* [WHAT TO DO]: Return a copy of each line that holds the string "системы".
═════ DATASET ENTRIES ═════
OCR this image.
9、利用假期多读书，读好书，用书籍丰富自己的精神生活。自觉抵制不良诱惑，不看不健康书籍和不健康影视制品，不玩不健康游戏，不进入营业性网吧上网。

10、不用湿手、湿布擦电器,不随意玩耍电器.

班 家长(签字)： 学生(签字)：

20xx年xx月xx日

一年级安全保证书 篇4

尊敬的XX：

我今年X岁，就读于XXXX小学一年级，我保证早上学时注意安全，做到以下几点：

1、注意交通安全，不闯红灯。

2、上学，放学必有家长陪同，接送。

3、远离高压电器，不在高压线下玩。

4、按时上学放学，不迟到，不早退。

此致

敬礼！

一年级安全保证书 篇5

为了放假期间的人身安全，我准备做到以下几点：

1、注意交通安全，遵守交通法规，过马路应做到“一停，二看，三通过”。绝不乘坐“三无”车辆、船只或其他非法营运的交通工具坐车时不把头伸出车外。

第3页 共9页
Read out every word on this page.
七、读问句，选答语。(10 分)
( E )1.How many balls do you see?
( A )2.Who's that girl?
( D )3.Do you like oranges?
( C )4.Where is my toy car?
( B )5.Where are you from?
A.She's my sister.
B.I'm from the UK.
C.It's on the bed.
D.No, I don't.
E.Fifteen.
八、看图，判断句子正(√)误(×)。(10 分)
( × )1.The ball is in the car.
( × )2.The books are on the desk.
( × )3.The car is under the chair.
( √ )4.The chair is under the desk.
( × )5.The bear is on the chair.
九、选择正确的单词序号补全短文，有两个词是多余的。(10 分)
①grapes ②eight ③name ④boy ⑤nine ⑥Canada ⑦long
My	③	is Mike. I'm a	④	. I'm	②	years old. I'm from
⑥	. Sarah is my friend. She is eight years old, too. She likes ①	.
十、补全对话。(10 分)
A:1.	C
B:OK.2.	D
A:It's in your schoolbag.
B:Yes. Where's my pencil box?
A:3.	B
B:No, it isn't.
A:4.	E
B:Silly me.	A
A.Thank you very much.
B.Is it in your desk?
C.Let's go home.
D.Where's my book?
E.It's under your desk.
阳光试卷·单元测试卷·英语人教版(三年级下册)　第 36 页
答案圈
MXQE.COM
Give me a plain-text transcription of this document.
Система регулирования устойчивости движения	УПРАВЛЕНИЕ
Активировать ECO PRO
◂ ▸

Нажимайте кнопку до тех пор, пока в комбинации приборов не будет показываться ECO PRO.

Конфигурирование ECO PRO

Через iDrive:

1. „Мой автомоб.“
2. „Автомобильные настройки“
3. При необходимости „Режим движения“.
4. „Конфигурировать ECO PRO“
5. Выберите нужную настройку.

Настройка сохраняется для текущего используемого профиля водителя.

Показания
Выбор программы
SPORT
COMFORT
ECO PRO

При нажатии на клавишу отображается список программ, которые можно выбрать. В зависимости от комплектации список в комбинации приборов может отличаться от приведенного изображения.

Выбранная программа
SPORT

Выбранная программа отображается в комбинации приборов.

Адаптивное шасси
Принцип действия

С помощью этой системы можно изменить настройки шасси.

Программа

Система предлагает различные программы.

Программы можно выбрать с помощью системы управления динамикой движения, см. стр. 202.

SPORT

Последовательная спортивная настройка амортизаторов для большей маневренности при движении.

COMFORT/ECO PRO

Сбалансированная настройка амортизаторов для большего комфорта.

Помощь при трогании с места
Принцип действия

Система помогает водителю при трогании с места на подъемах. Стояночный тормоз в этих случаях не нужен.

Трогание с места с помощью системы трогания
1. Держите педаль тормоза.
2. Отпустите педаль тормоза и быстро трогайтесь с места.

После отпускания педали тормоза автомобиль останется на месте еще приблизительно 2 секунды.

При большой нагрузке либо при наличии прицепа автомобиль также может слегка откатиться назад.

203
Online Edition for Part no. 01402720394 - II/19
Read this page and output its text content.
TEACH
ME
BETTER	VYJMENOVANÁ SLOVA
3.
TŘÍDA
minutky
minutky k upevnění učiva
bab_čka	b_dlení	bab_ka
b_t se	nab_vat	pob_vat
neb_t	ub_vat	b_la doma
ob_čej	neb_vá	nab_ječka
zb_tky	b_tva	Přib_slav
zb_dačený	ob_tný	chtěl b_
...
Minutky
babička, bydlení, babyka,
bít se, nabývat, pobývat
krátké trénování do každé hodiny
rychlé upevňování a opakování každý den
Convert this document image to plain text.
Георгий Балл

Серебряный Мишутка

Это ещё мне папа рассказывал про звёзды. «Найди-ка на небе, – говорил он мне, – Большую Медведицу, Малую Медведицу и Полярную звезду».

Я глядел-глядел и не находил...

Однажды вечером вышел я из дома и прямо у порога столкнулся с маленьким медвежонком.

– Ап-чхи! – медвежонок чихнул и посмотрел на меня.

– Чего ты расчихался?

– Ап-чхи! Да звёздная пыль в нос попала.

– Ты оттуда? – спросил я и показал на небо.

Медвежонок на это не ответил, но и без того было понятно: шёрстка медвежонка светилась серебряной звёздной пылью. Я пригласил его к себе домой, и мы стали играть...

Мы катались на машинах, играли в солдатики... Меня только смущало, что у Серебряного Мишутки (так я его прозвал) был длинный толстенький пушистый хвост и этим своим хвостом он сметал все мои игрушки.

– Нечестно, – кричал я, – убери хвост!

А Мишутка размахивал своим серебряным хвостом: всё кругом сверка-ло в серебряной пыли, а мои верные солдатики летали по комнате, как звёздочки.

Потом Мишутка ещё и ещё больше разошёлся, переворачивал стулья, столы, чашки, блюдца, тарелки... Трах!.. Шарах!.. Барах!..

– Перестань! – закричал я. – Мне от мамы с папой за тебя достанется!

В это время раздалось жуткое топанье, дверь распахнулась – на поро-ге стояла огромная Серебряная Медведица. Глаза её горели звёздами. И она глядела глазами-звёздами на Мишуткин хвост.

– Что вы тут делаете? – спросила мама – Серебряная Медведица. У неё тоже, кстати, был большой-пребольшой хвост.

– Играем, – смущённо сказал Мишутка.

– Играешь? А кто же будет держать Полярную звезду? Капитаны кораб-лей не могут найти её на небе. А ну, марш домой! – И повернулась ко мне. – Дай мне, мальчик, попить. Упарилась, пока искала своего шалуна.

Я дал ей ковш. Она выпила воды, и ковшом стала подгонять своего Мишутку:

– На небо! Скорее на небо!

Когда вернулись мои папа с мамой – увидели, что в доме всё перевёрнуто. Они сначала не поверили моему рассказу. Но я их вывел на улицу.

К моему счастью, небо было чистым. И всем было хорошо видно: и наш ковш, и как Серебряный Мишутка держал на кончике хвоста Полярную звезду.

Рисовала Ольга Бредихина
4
═════
* [WRITTEN SOLUTION]:
С помощью этой системы можно изменить настройки шасси.
Программы можно выбрать с помощью системы управления динамикой движения, см. стр. 202.
Трогание с места с помощью системы трогания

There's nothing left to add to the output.